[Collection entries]
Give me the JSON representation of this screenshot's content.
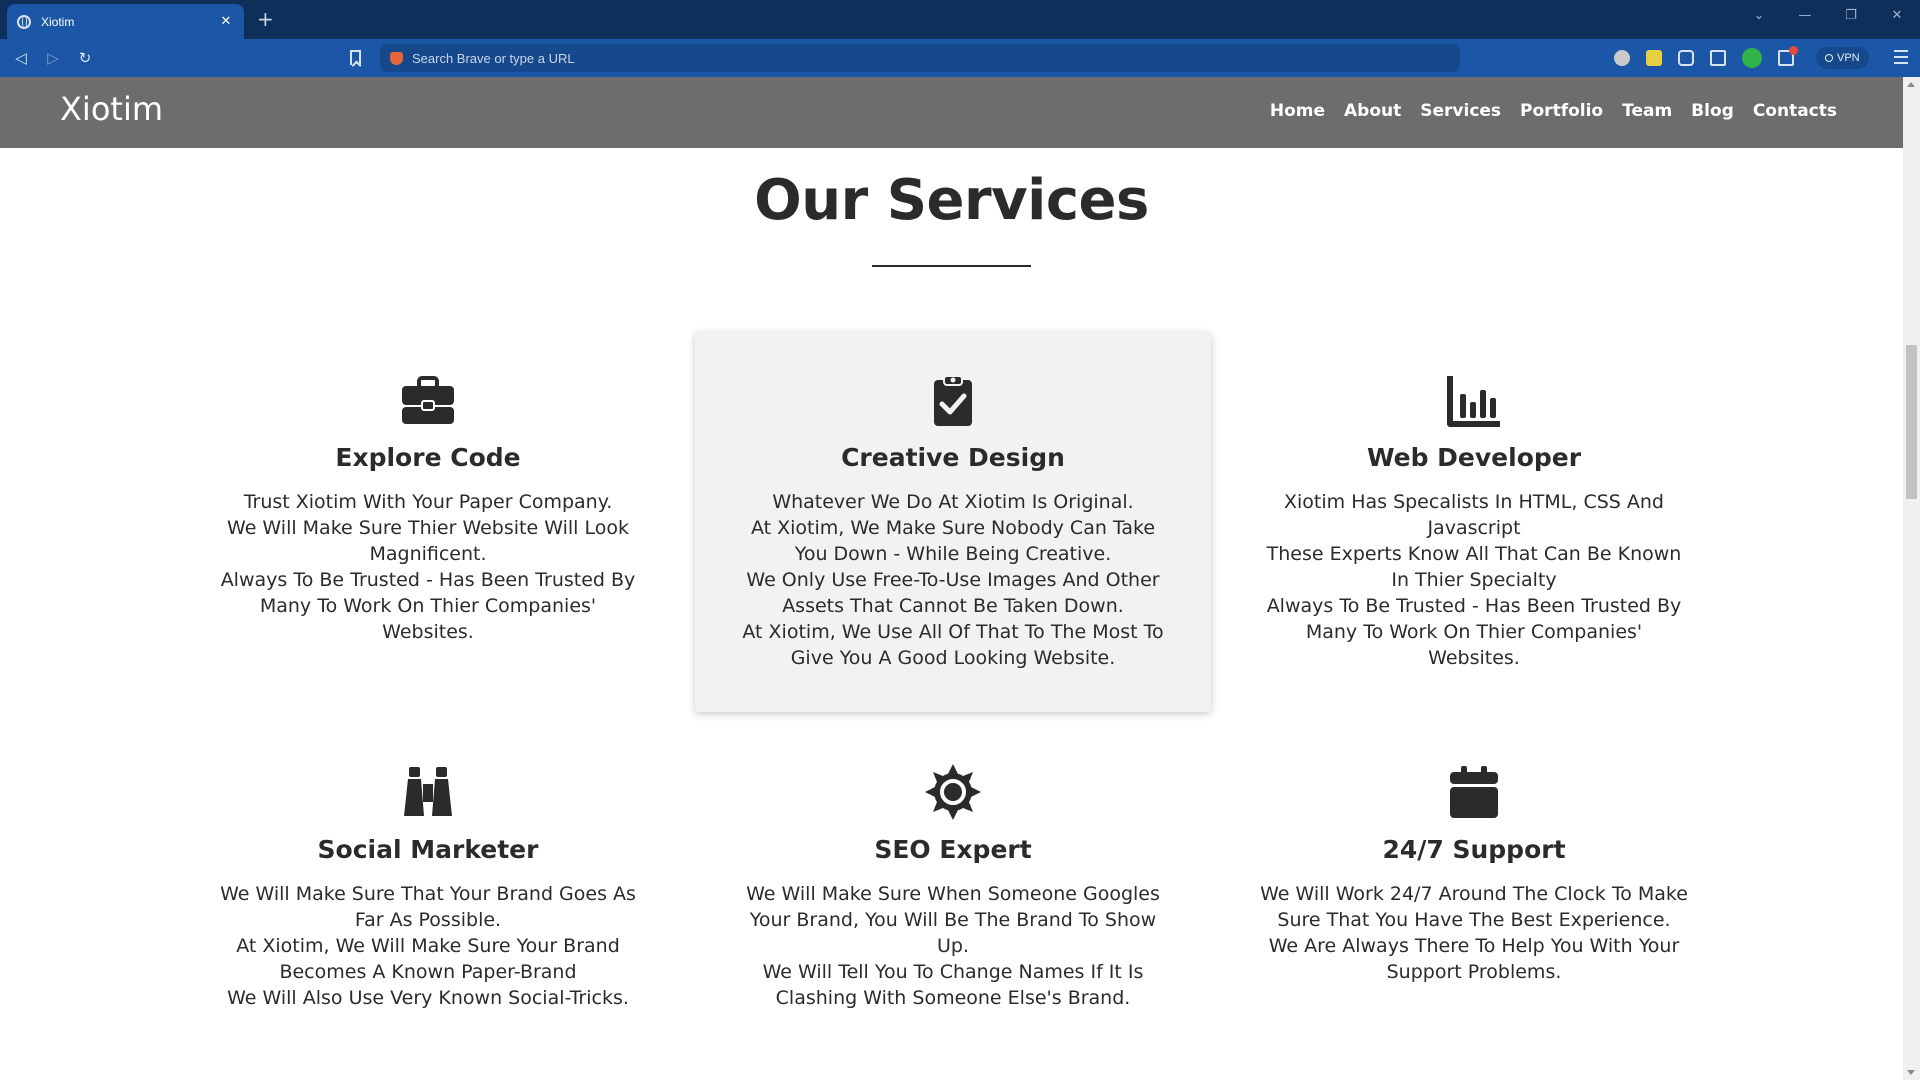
{
  "browser": {
    "tab_title": "Xiotim",
    "tab_close": "✕",
    "new_tab": "+",
    "url_placeholder": "Search Brave or type a URL",
    "vpn_label": "VPN"
  },
  "site": {
    "brand": "Xiotim",
    "nav": [
      "Home",
      "About",
      "Services",
      "Portfolio",
      "Team",
      "Blog",
      "Contacts"
    ]
  },
  "services": {
    "title": "Our Services",
    "cards": [
      {
        "icon": "briefcase-icon",
        "title": "Explore Code",
        "lines": [
          "Trust Xiotim With Your Paper Company.",
          "We Will Make Sure Thier Website Will Look Magnificent.",
          "Always To Be Trusted - Has Been Trusted By Many To Work On Thier Companies' Websites."
        ]
      },
      {
        "icon": "clipboard-check-icon",
        "title": "Creative Design",
        "lines": [
          "Whatever We Do At Xiotim Is Original.",
          "At Xiotim, We Make Sure Nobody Can Take You Down - While Being Creative.",
          "We Only Use Free-To-Use Images And Other Assets That Cannot Be Taken Down.",
          "At Xiotim, We Use All Of That To The Most To Give You A Good Looking Website."
        ]
      },
      {
        "icon": "bar-chart-icon",
        "title": "Web Developer",
        "lines": [
          "Xiotim Has Specalists In HTML, CSS And Javascript",
          "These Experts Know All That Can Be Known In Thier Specialty",
          "Always To Be Trusted - Has Been Trusted By Many To Work On Thier Companies' Websites."
        ]
      },
      {
        "icon": "binoculars-icon",
        "title": "Social Marketer",
        "lines": [
          "We Will Make Sure That Your Brand Goes As Far As Possible.",
          "At Xiotim, We Will Make Sure Your Brand Becomes A Known Paper-Brand",
          "We Will Also Use Very Known Social-Tricks."
        ]
      },
      {
        "icon": "gear-sun-icon",
        "title": "SEO Expert",
        "lines": [
          "We Will Make Sure When Someone Googles Your Brand, You Will Be The Brand To Show Up.",
          "We Will Tell You To Change Names If It Is Clashing With Someone Else's Brand."
        ]
      },
      {
        "icon": "calendar-icon",
        "title": "24/7 Support",
        "lines": [
          "We Will Work 24/7 Around The Clock To Make Sure That You Have The Best Experience.",
          "We Are Always There To Help You With Your Support Problems."
        ]
      }
    ]
  }
}
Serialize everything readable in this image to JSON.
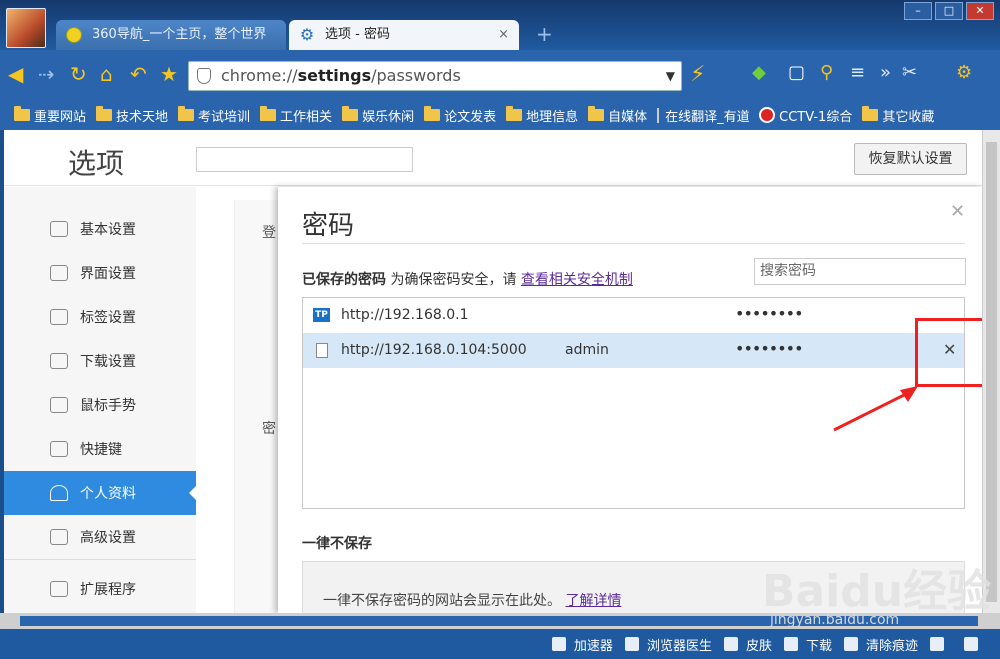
{
  "tabs": [
    {
      "label": "360导航_一个主页，整个世界"
    },
    {
      "label": "选项 - 密码"
    }
  ],
  "url": {
    "prefix": "chrome://",
    "bold": "settings",
    "suffix": "/passwords"
  },
  "bookmarks": [
    "重要网站",
    "技术天地",
    "考试培训",
    "工作相关",
    "娱乐休闲",
    "论文发表",
    "地理信息",
    "自媒体",
    "在线翻译_有道",
    "CCTV-1综合",
    "其它收藏"
  ],
  "options": {
    "title": "选项",
    "restore_label": "恢复默认设置"
  },
  "sidebar": {
    "items": [
      "基本设置",
      "界面设置",
      "标签设置",
      "下载设置",
      "鼠标手势",
      "快捷键",
      "个人资料",
      "高级设置",
      "扩展程序"
    ]
  },
  "bg": {
    "label1": "登",
    "label2": "密"
  },
  "dialog": {
    "title": "密码",
    "saved_bold": "已保存的密码",
    "saved_text": " 为确保密码安全，请 ",
    "saved_link": "查看相关安全机制",
    "search_placeholder": "搜索密码",
    "passwords": [
      {
        "url": "http://192.168.0.1",
        "user": "",
        "pw": "••••••••"
      },
      {
        "url": "http://192.168.0.104:5000",
        "user": "admin",
        "pw": "••••••••"
      }
    ],
    "never_title": "一律不保存",
    "never_text": "一律不保存密码的网站会显示在此处。",
    "never_link": "了解详情"
  },
  "status": [
    "加速器",
    "浏览器医生",
    "皮肤",
    "下载",
    "清除痕迹"
  ],
  "watermark": {
    "main": "Baidu经验",
    "sub": "jingyan.baidu.com"
  },
  "colors": {
    "accent": "#2f8be0",
    "highlight": "#ee2020"
  }
}
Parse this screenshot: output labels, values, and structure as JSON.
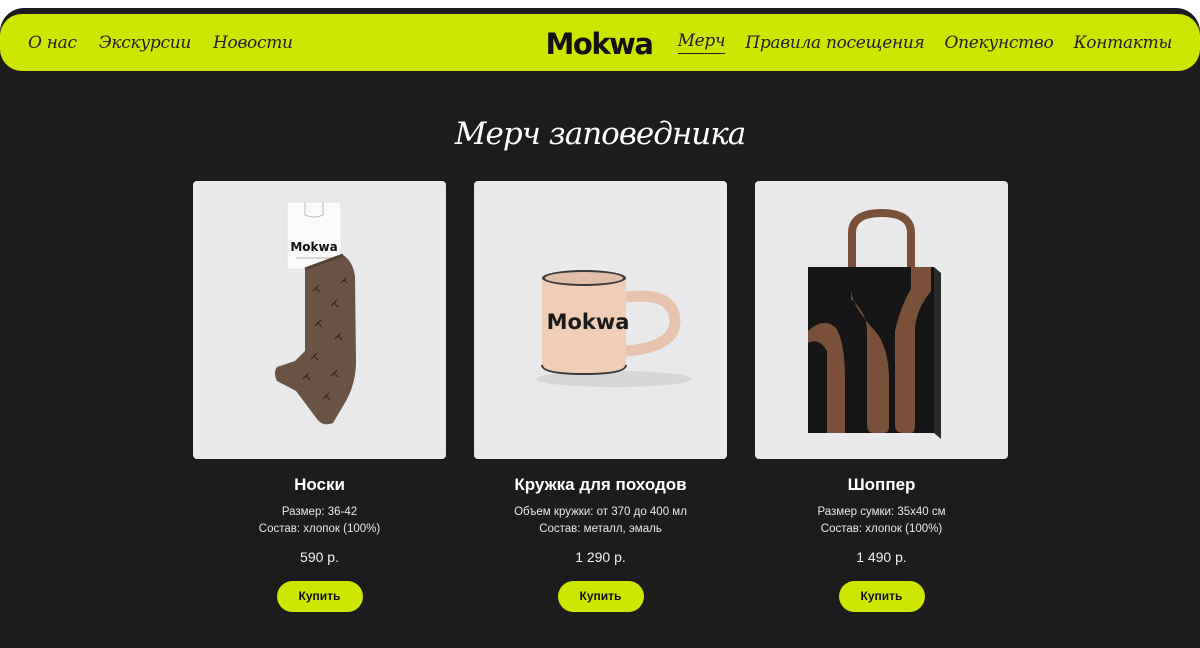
{
  "nav": {
    "left": [
      "О нас",
      "Экскурсии",
      "Новости"
    ],
    "right": [
      "Мерч",
      "Правила посещения",
      "Опекунство",
      "Контакты"
    ],
    "active": "Мерч"
  },
  "logo": "Mokwa",
  "heading": "Мерч заповедника",
  "products": [
    {
      "title": "Носки",
      "line1": "Размер: 36-42",
      "line2": "Состав: хлопок (100%)",
      "price": "590 р.",
      "button": "Купить",
      "tag_text": "Mokwa",
      "image": "brown-socks-with-tag"
    },
    {
      "title": "Кружка для походов",
      "line1": "Объем кружки: от 370 до 400 мл",
      "line2": "Состав: металл, эмаль",
      "price": "1 290 р.",
      "button": "Купить",
      "print_text": "Mokwa",
      "image": "peach-enamel-mug"
    },
    {
      "title": "Шоппер",
      "line1": "Размер сумки: 35x40 см",
      "line2": "Состав: хлопок (100%)",
      "price": "1 490 р.",
      "button": "Купить",
      "image": "black-tote-bag"
    }
  ],
  "colors": {
    "accent": "#cde600",
    "background": "#1c1c1c",
    "card_image_bg": "#e9e9eb"
  }
}
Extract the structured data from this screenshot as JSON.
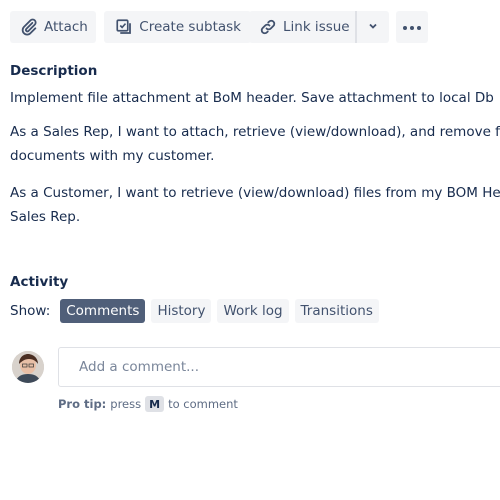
{
  "toolbar": {
    "attach_label": "Attach",
    "create_subtask_label": "Create subtask",
    "link_issue_label": "Link issue",
    "icons": {
      "attach": "paperclip-icon",
      "subtask": "subtask-icon",
      "link": "link-icon",
      "dropdown": "chevron-down-icon",
      "more": "more-icon"
    }
  },
  "description": {
    "heading": "Description",
    "paragraphs": [
      "Implement file attachment at BoM header.  Save attachment to local Db",
      "As a Sales Rep, I want to attach, retrieve (view/download), and remove files to/from",
      "documents with my customer.",
      "As a Customer, I want to retrieve (view/download) files from my BOM Header so",
      "Sales Rep."
    ]
  },
  "activity": {
    "heading": "Activity",
    "show_label": "Show:",
    "filters": [
      {
        "label": "Comments",
        "active": true
      },
      {
        "label": "History",
        "active": false
      },
      {
        "label": "Work log",
        "active": false
      },
      {
        "label": "Transitions",
        "active": false
      }
    ]
  },
  "comment": {
    "placeholder": "Add a comment...",
    "value": "",
    "pro_tip_label": "Pro tip:",
    "pro_tip_press": "press",
    "pro_tip_key": "M",
    "pro_tip_suffix": "to comment"
  },
  "colors": {
    "button_bg": "#f4f5f7",
    "active_filter_bg": "#505f79",
    "text": "#172b4d",
    "subtle_text": "#42526e"
  }
}
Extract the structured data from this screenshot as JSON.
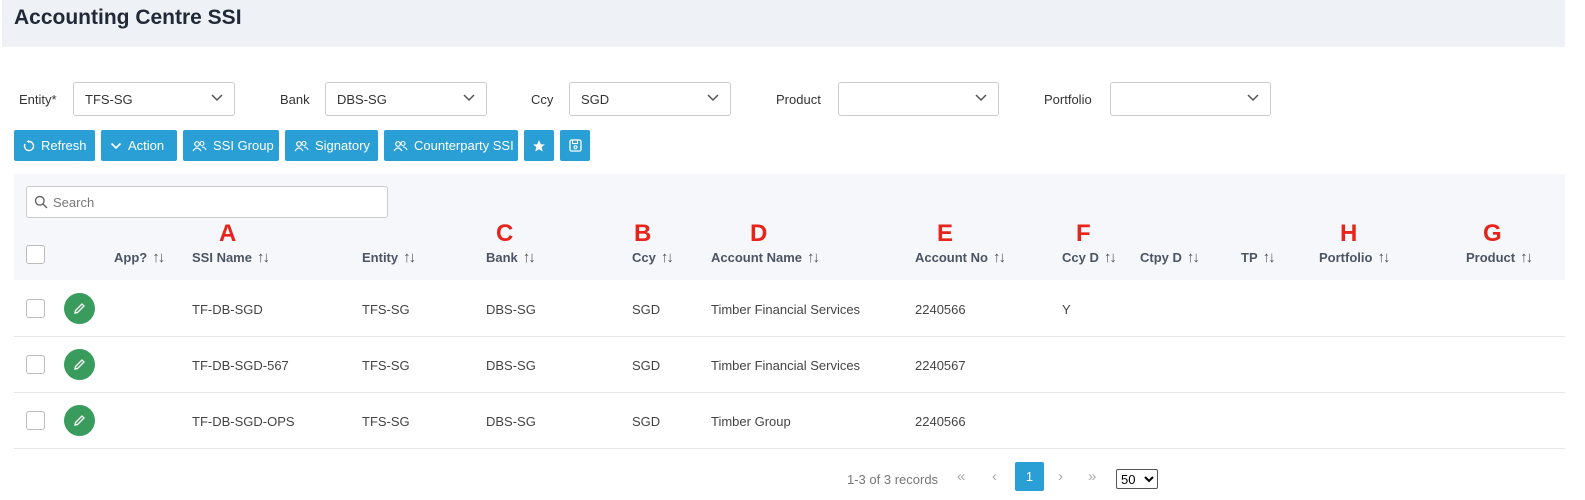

→ Exercise objective:
Every entry above is to be set down exactly; the pictures are to be left out.

→ Output:
Give me the JSON representation of this screenshot's content.
{
  "browser": {
    "tab_title": "Xiotim",
    "tab_close": "✕",
    "new_tab": "+",
    "url_placeholder": "Search Brave or type a URL",
    "vpn_label": "VPN"
  },
  "site": {
    "brand": "Xiotim",
    "nav": [
      "Home",
      "About",
      "Services",
      "Portfolio",
      "Team",
      "Blog",
      "Contacts"
    ]
  },
  "services": {
    "title": "Our Services",
    "cards": [
      {
        "icon": "briefcase-icon",
        "title": "Explore Code",
        "lines": [
          "Trust Xiotim With Your Paper Company.",
          "We Will Make Sure Thier Website Will Look Magnificent.",
          "Always To Be Trusted - Has Been Trusted By Many To Work On Thier Companies' Websites."
        ]
      },
      {
        "icon": "clipboard-check-icon",
        "title": "Creative Design",
        "lines": [
          "Whatever We Do At Xiotim Is Original.",
          "At Xiotim, We Make Sure Nobody Can Take You Down - While Being Creative.",
          "We Only Use Free-To-Use Images And Other Assets That Cannot Be Taken Down.",
          "At Xiotim, We Use All Of That To The Most To Give You A Good Looking Website."
        ]
      },
      {
        "icon": "bar-chart-icon",
        "title": "Web Developer",
        "lines": [
          "Xiotim Has Specalists In HTML, CSS And Javascript",
          "These Experts Know All That Can Be Known In Thier Specialty",
          "Always To Be Trusted - Has Been Trusted By Many To Work On Thier Companies' Websites."
        ]
      },
      {
        "icon": "binoculars-icon",
        "title": "Social Marketer",
        "lines": [
          "We Will Make Sure That Your Brand Goes As Far As Possible.",
          "At Xiotim, We Will Make Sure Your Brand Becomes A Known Paper-Brand",
          "We Will Also Use Very Known Social-Tricks."
        ]
      },
      {
        "icon": "gear-sun-icon",
        "title": "SEO Expert",
        "lines": [
          "We Will Make Sure When Someone Googles Your Brand, You Will Be The Brand To Show Up.",
          "We Will Tell You To Change Names If It Is Clashing With Someone Else's Brand."
        ]
      },
      {
        "icon": "calendar-icon",
        "title": "24/7 Support",
        "lines": [
          "We Will Work 24/7 Around The Clock To Make Sure That You Have The Best Experience.",
          "We Are Always There To Help You With Your Support Problems."
        ]
      }
    ]
  }
}
Serialize everything readable in this image to JSON.
{
  "tabs": [
    {
      "label": "360导航_一个主页，整个世界"
    },
    {
      "label": "选项 - 密码"
    }
  ],
  "url": {
    "prefix": "chrome://",
    "bold": "settings",
    "suffix": "/passwords"
  },
  "bookmarks": [
    "重要网站",
    "技术天地",
    "考试培训",
    "工作相关",
    "娱乐休闲",
    "论文发表",
    "地理信息",
    "自媒体",
    "在线翻译_有道",
    "CCTV-1综合",
    "其它收藏"
  ],
  "options": {
    "title": "选项",
    "restore_label": "恢复默认设置"
  },
  "sidebar": {
    "items": [
      "基本设置",
      "界面设置",
      "标签设置",
      "下载设置",
      "鼠标手势",
      "快捷键",
      "个人资料",
      "高级设置",
      "扩展程序"
    ]
  },
  "bg": {
    "label1": "登",
    "label2": "密"
  },
  "dialog": {
    "title": "密码",
    "saved_bold": "已保存的密码",
    "saved_text": " 为确保密码安全，请 ",
    "saved_link": "查看相关安全机制",
    "search_placeholder": "搜索密码",
    "passwords": [
      {
        "url": "http://192.168.0.1",
        "user": "",
        "pw": "••••••••"
      },
      {
        "url": "http://192.168.0.104:5000",
        "user": "admin",
        "pw": "••••••••"
      }
    ],
    "never_title": "一律不保存",
    "never_text": "一律不保存密码的网站会显示在此处。",
    "never_link": "了解详情"
  },
  "status": [
    "加速器",
    "浏览器医生",
    "皮肤",
    "下载",
    "清除痕迹"
  ],
  "watermark": {
    "main": "Baidu经验",
    "sub": "jingyan.baidu.com"
  },
  "colors": {
    "accent": "#2f8be0",
    "highlight": "#ee2020"
  }
}
Parse this screenshot: output labels, values, and structure as JSON.
{
  "nav": {
    "left": [
      "О нас",
      "Экскурсии",
      "Новости"
    ],
    "right": [
      "Мерч",
      "Правила посещения",
      "Опекунство",
      "Контакты"
    ],
    "active": "Мерч"
  },
  "logo": "Mokwa",
  "heading": "Мерч заповедника",
  "products": [
    {
      "title": "Носки",
      "line1": "Размер: 36-42",
      "line2": "Состав: хлопок (100%)",
      "price": "590 р.",
      "button": "Купить",
      "tag_text": "Mokwa",
      "image": "brown-socks-with-tag"
    },
    {
      "title": "Кружка для походов",
      "line1": "Объем кружки: от 370 до 400 мл",
      "line2": "Состав: металл, эмаль",
      "price": "1 290 р.",
      "button": "Купить",
      "print_text": "Mokwa",
      "image": "peach-enamel-mug"
    },
    {
      "title": "Шоппер",
      "line1": "Размер сумки: 35x40 см",
      "line2": "Состав: хлопок (100%)",
      "price": "1 490 р.",
      "button": "Купить",
      "image": "black-tote-bag"
    }
  ],
  "colors": {
    "accent": "#cde600",
    "background": "#1c1c1c",
    "card_image_bg": "#e9e9eb"
  }
}
Extract the structured data from this screenshot as JSON.
{
  "toolbar": {
    "attach_label": "Attach",
    "create_subtask_label": "Create subtask",
    "link_issue_label": "Link issue",
    "icons": {
      "attach": "paperclip-icon",
      "subtask": "subtask-icon",
      "link": "link-icon",
      "dropdown": "chevron-down-icon",
      "more": "more-icon"
    }
  },
  "description": {
    "heading": "Description",
    "paragraphs": [
      "Implement file attachment at BoM header.  Save attachment to local Db",
      "As a Sales Rep, I want to attach, retrieve (view/download), and remove files to/from",
      "documents with my customer.",
      "As a Customer, I want to retrieve (view/download) files from my BOM Header so",
      "Sales Rep."
    ]
  },
  "activity": {
    "heading": "Activity",
    "show_label": "Show:",
    "filters": [
      {
        "label": "Comments",
        "active": true
      },
      {
        "label": "History",
        "active": false
      },
      {
        "label": "Work log",
        "active": false
      },
      {
        "label": "Transitions",
        "active": false
      }
    ]
  },
  "comment": {
    "placeholder": "Add a comment...",
    "value": "",
    "pro_tip_label": "Pro tip:",
    "pro_tip_press": "press",
    "pro_tip_key": "M",
    "pro_tip_suffix": "to comment"
  },
  "colors": {
    "button_bg": "#f4f5f7",
    "active_filter_bg": "#505f79",
    "text": "#172b4d",
    "subtle_text": "#42526e"
  }
}
Extract the structured data from this screenshot as JSON.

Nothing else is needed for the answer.